(Extracted records)

★ ★ ★ ★ ★ ★ ★

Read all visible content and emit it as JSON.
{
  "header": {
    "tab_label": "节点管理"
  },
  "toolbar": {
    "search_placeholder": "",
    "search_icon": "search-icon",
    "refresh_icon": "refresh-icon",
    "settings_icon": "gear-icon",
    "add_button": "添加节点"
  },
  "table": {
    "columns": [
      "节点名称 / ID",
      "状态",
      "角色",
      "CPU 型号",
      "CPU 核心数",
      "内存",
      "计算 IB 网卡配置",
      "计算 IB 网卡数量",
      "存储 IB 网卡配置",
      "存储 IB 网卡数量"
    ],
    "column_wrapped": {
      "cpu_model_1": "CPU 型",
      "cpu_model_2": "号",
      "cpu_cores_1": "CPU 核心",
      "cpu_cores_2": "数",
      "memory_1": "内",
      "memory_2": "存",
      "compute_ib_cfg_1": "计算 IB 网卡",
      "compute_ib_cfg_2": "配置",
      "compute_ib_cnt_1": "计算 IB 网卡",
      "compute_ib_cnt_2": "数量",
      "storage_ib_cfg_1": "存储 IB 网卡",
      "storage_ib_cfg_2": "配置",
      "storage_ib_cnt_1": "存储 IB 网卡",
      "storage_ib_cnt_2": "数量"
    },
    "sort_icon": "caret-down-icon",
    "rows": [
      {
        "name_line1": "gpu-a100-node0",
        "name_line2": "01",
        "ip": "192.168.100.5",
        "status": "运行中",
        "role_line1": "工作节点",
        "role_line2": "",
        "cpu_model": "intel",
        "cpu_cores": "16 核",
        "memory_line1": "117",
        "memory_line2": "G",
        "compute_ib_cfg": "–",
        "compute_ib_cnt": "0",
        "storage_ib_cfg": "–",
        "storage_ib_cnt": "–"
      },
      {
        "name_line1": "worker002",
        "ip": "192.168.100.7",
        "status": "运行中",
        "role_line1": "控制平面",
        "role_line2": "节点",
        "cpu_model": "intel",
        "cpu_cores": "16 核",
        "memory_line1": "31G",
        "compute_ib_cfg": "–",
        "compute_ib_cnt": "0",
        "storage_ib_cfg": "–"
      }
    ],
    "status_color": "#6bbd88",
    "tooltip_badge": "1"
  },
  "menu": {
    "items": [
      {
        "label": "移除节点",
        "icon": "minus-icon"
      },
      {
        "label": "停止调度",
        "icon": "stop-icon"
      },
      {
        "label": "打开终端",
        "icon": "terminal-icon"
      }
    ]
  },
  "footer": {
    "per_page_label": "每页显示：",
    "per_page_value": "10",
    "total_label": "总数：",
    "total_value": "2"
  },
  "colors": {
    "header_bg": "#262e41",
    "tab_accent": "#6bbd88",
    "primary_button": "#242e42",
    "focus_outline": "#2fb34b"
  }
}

★ ★ ★ ★ ★ ★ ★

## Your task
Repeat the entries above exactly, leaving nothing out.

## Full solution
Read all visible content and emit it as JSON.
{
  "header": {
    "tab_label": "节点管理"
  },
  "toolbar": {
    "search_placeholder": "",
    "search_icon": "search-icon",
    "refresh_icon": "refresh-icon",
    "settings_icon": "gear-icon",
    "add_button": "添加节点"
  },
  "table": {
    "columns": [
      "节点名称 / ID",
      "状态",
      "角色",
      "CPU 型号",
      "CPU 核心数",
      "内存",
      "计算 IB 网卡配置",
      "计算 IB 网卡数量",
      "存储 IB 网卡配置",
      "存储 IB 网卡数量"
    ],
    "column_wrapped": {
      "cpu_model_1": "CPU 型",
      "cpu_model_2": "号",
      "cpu_cores_1": "CPU 核心",
      "cpu_cores_2": "数",
      "memory_1": "内",
      "memory_2": "存",
      "compute_ib_cfg_1": "计算 IB 网卡",
      "compute_ib_cfg_2": "配置",
      "compute_ib_cnt_1": "计算 IB 网卡",
      "compute_ib_cnt_2": "数量",
      "storage_ib_cfg_1": "存储 IB 网卡",
      "storage_ib_cfg_2": "配置",
      "storage_ib_cnt_1": "存储 IB 网卡",
      "storage_ib_cnt_2": "数量"
    },
    "sort_icon": "caret-down-icon",
    "rows": [
      {
        "name_line1": "gpu-a100-node0",
        "name_line2": "01",
        "ip": "192.168.100.5",
        "status": "运行中",
        "role_line1": "工作节点",
        "role_line2": "",
        "cpu_model": "intel",
        "cpu_cores": "16 核",
        "memory_line1": "117",
        "memory_line2": "G",
        "compute_ib_cfg": "–",
        "compute_ib_cnt": "0",
        "storage_ib_cfg": "–",
        "storage_ib_cnt": "–"
      },
      {
        "name_line1": "worker002",
        "ip": "192.168.100.7",
        "status": "运行中",
        "role_line1": "控制平面",
        "role_line2": "节点",
        "cpu_model": "intel",
        "cpu_cores": "16 核",
        "memory_line1": "31G",
        "compute_ib_cfg": "–",
        "compute_ib_cnt": "0",
        "storage_ib_cfg": "–"
      }
    ],
    "status_color": "#6bbd88",
    "tooltip_badge": "1"
  },
  "menu": {
    "items": [
      {
        "label": "移除节点",
        "icon": "minus-icon"
      },
      {
        "label": "停止调度",
        "icon": "stop-icon"
      },
      {
        "label": "打开终端",
        "icon": "terminal-icon"
      }
    ]
  },
  "footer": {
    "per_page_label": "每页显示：",
    "per_page_value": "10",
    "total_label": "总数：",
    "total_value": "2"
  },
  "colors": {
    "header_bg": "#262e41",
    "tab_accent": "#6bbd88",
    "primary_button": "#242e42",
    "focus_outline": "#2fb34b"
  }
}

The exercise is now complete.